ENTRIES PROVIDED -

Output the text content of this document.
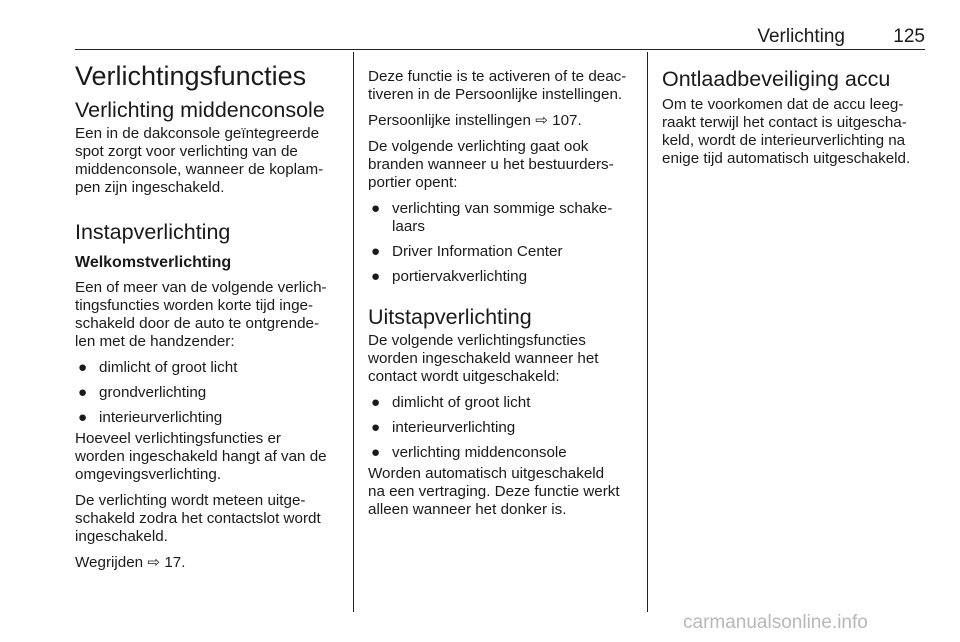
Verlichting	125
Verlichtingsfuncties
Verlichting middenconsole
Een in de dakconsole geïntegreerde
spot zorgt voor verlichting van de
middenconsole, wanneer de koplam-
pen zijn ingeschakeld.
Instapverlichting
Welkomstverlichting
Een of meer van de volgende verlich-
tingsfuncties worden korte tijd inge-
schakeld door de auto te ontgrende-
len met de handzender:
● dimlicht of groot licht
● grondverlichting
● interieurverlichting
Hoeveel verlichtingsfuncties er
worden ingeschakeld hangt af van de
omgevingsverlichting.
De verlichting wordt meteen uitge-
schakeld zodra het contactslot wordt
ingeschakeld.
Wegrijden ⇨ 17.
Deze functie is te activeren of te deac-
tiveren in de Persoonlijke instellingen.
Persoonlijke instellingen ⇨ 107.
De volgende verlichting gaat ook
branden wanneer u het bestuurders-
portier opent:
● verlichting van sommige schake-
laars
● Driver Information Center
● portiervakverlichting
Uitstapverlichting
De volgende verlichtingsfuncties
worden ingeschakeld wanneer het
contact wordt uitgeschakeld:
● dimlicht of groot licht
● interieurverlichting
● verlichting middenconsole
Worden automatisch uitgeschakeld
na een vertraging. Deze functie werkt
alleen wanneer het donker is.
Ontlaadbeveiliging accu
Om te voorkomen dat de accu leeg-
raakt terwijl het contact is uitgescha-
keld, wordt de interieurverlichting na
enige tijd automatisch uitgeschakeld.
carmanualsonline.info
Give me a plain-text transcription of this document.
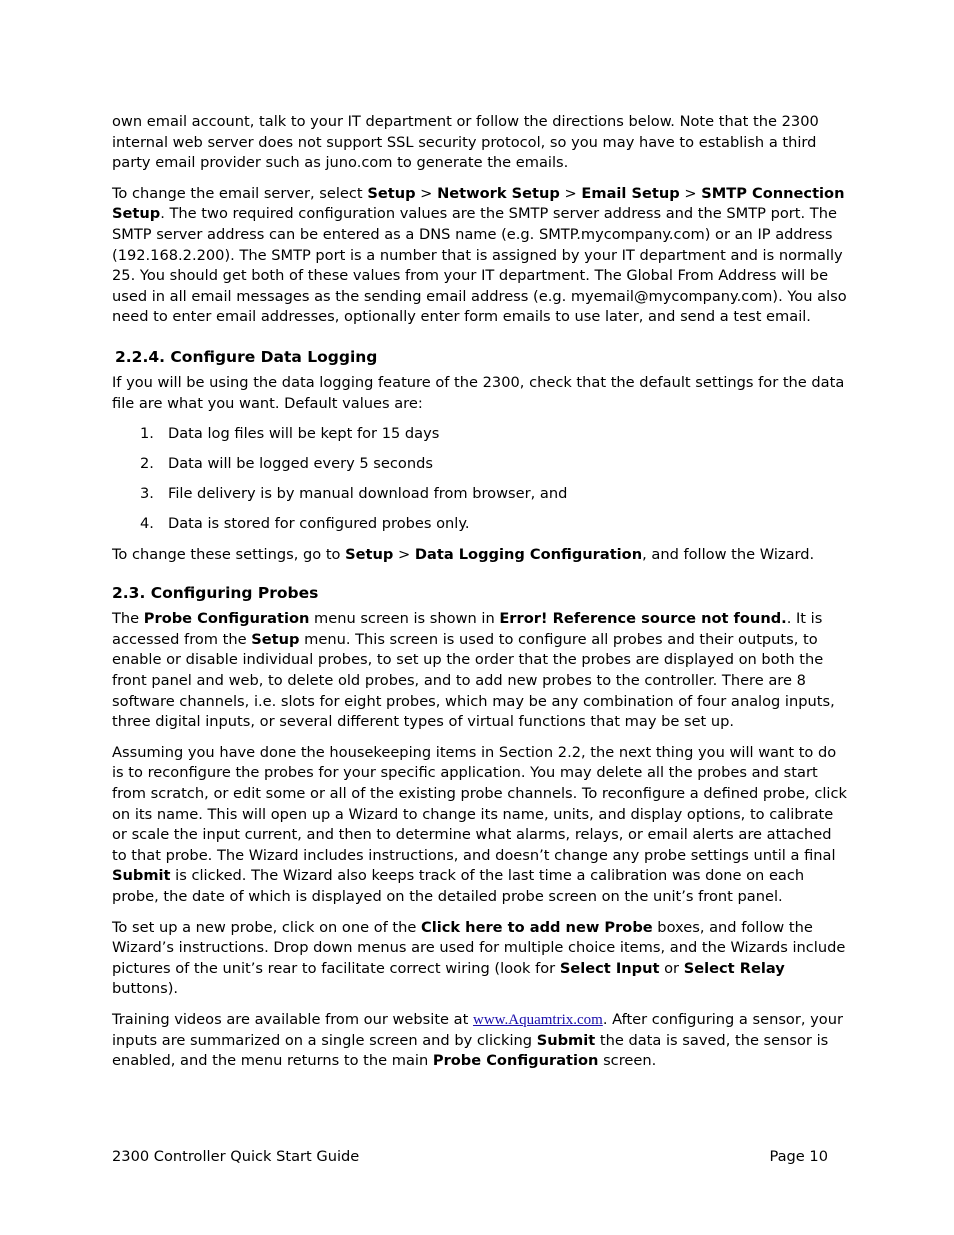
own email account, talk to your IT department or follow the directions below. Note that the 2300 internal web server does not support SSL security protocol, so you may have to establish a third party email provider such as juno.com to generate the emails.

To change the email server, select Setup > Network Setup > Email Setup > SMTP Connection Setup. The two required configuration values are the SMTP server address and the SMTP port. The SMTP server address can be entered as a DNS name (e.g. SMTP.mycompany.com) or an IP address (192.168.2.200). The SMTP port is a number that is assigned by your IT department and is normally 25. You should get both of these values from your IT department. The Global From Address will be used in all email messages as the sending email address (e.g. myemail@mycompany.com). You also need to enter email addresses, optionally enter form emails to use later, and send a test email.

2.2.4. Configure Data Logging

If you will be using the data logging feature of the 2300, check that the default settings for the data file are what you want. Default values are:

1. Data log files will be kept for 15 days
2. Data will be logged every 5 seconds
3. File delivery is by manual download from browser, and
4. Data is stored for configured probes only.

To change these settings, go to Setup > Data Logging Configuration, and follow the Wizard.

2.3. Configuring Probes

The Probe Configuration menu screen is shown in Error! Reference source not found.. It is accessed from the Setup menu. This screen is used to configure all probes and their outputs, to enable or disable individual probes, to set up the order that the probes are displayed on both the front panel and web, to delete old probes, and to add new probes to the controller. There are 8 software channels, i.e. slots for eight probes, which may be any combination of four analog inputs, three digital inputs, or several different types of virtual functions that may be set up.

Assuming you have done the housekeeping items in Section 2.2, the next thing you will want to do is to reconfigure the probes for your specific application. You may delete all the probes and start from scratch, or edit some or all of the existing probe channels. To reconfigure a defined probe, click on its name. This will open up a Wizard to change its name, units, and display options, to calibrate or scale the input current, and then to determine what alarms, relays, or email alerts are attached to that probe. The Wizard includes instructions, and doesn’t change any probe settings until a final Submit is clicked. The Wizard also keeps track of the last time a calibration was done on each probe, the date of which is displayed on the detailed probe screen on the unit’s front panel.

To set up a new probe, click on one of the Click here to add new Probe boxes, and follow the Wizard’s instructions. Drop down menus are used for multiple choice items, and the Wizards include pictures of the unit’s rear to facilitate correct wiring (look for Select Input or Select Relay buttons).

Training videos are available from our website at www.Aquamtrix.com. After configuring a sensor, your inputs are summarized on a single screen and by clicking Submit the data is saved, the sensor is enabled, and the menu returns to the main Probe Configuration screen.

2300 Controller Quick Start Guide	Page 10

YOUR TASK - Every record above should be written out again without change, except that the pictures are left out.

OUTPUT BELOW -
Output the text content of this document.
Verlichting	125
Verlichtingsfuncties
Verlichting middenconsole
Een in de dakconsole geïntegreerde
spot zorgt voor verlichting van de
middenconsole, wanneer de koplam-
pen zijn ingeschakeld.
Instapverlichting
Welkomstverlichting
Een of meer van de volgende verlich-
tingsfuncties worden korte tijd inge-
schakeld door de auto te ontgrende-
len met de handzender:
● dimlicht of groot licht
● grondverlichting
● interieurverlichting
Hoeveel verlichtingsfuncties er
worden ingeschakeld hangt af van de
omgevingsverlichting.
De verlichting wordt meteen uitge-
schakeld zodra het contactslot wordt
ingeschakeld.
Wegrijden ⇨ 17.
Deze functie is te activeren of te deac-
tiveren in de Persoonlijke instellingen.
Persoonlijke instellingen ⇨ 107.
De volgende verlichting gaat ook
branden wanneer u het bestuurders-
portier opent:
● verlichting van sommige schake-
laars
● Driver Information Center
● portiervakverlichting
Uitstapverlichting
De volgende verlichtingsfuncties
worden ingeschakeld wanneer het
contact wordt uitgeschakeld:
● dimlicht of groot licht
● interieurverlichting
● verlichting middenconsole
Worden automatisch uitgeschakeld
na een vertraging. Deze functie werkt
alleen wanneer het donker is.
Ontlaadbeveiliging accu
Om te voorkomen dat de accu leeg-
raakt terwijl het contact is uitgescha-
keld, wordt de interieurverlichting na
enige tijd automatisch uitgeschakeld.
carmanualsonline.info
Give me a plain-text transcription of this document.
own email account, talk to your IT department or follow the directions below. Note that the 2300 internal web server does not support SSL security protocol, so you may have to establish a third party email provider such as juno.com to generate the emails.

To change the email server, select Setup > Network Setup > Email Setup > SMTP Connection Setup. The two required configuration values are the SMTP server address and the SMTP port. The SMTP server address can be entered as a DNS name (e.g. SMTP.mycompany.com) or an IP address (192.168.2.200). The SMTP port is a number that is assigned by your IT department and is normally 25. You should get both of these values from your IT department. The Global From Address will be used in all email messages as the sending email address (e.g. myemail@mycompany.com). You also need to enter email addresses, optionally enter form emails to use later, and send a test email.

2.2.4. Configure Data Logging

If you will be using the data logging feature of the 2300, check that the default settings for the data file are what you want. Default values are:

1. Data log files will be kept for 15 days
2. Data will be logged every 5 seconds
3. File delivery is by manual download from browser, and
4. Data is stored for configured probes only.

To change these settings, go to Setup > Data Logging Configuration, and follow the Wizard.

2.3. Configuring Probes

The Probe Configuration menu screen is shown in Error! Reference source not found.. It is accessed from the Setup menu. This screen is used to configure all probes and their outputs, to enable or disable individual probes, to set up the order that the probes are displayed on both the front panel and web, to delete old probes, and to add new probes to the controller. There are 8 software channels, i.e. slots for eight probes, which may be any combination of four analog inputs, three digital inputs, or several different types of virtual functions that may be set up.

Assuming you have done the housekeeping items in Section 2.2, the next thing you will want to do is to reconfigure the probes for your specific application. You may delete all the probes and start from scratch, or edit some or all of the existing probe channels. To reconfigure a defined probe, click on its name. This will open up a Wizard to change its name, units, and display options, to calibrate or scale the input current, and then to determine what alarms, relays, or email alerts are attached to that probe. The Wizard includes instructions, and doesn’t change any probe settings until a final Submit is clicked. The Wizard also keeps track of the last time a calibration was done on each probe, the date of which is displayed on the detailed probe screen on the unit’s front panel.

To set up a new probe, click on one of the Click here to add new Probe boxes, and follow the Wizard’s instructions. Drop down menus are used for multiple choice items, and the Wizards include pictures of the unit’s rear to facilitate correct wiring (look for Select Input or Select Relay buttons).

Training videos are available from our website at www.Aquamtrix.com. After configuring a sensor, your inputs are summarized on a single screen and by clicking Submit the data is saved, the sensor is enabled, and the menu returns to the main Probe Configuration screen.

2300 Controller Quick Start Guide	Page 10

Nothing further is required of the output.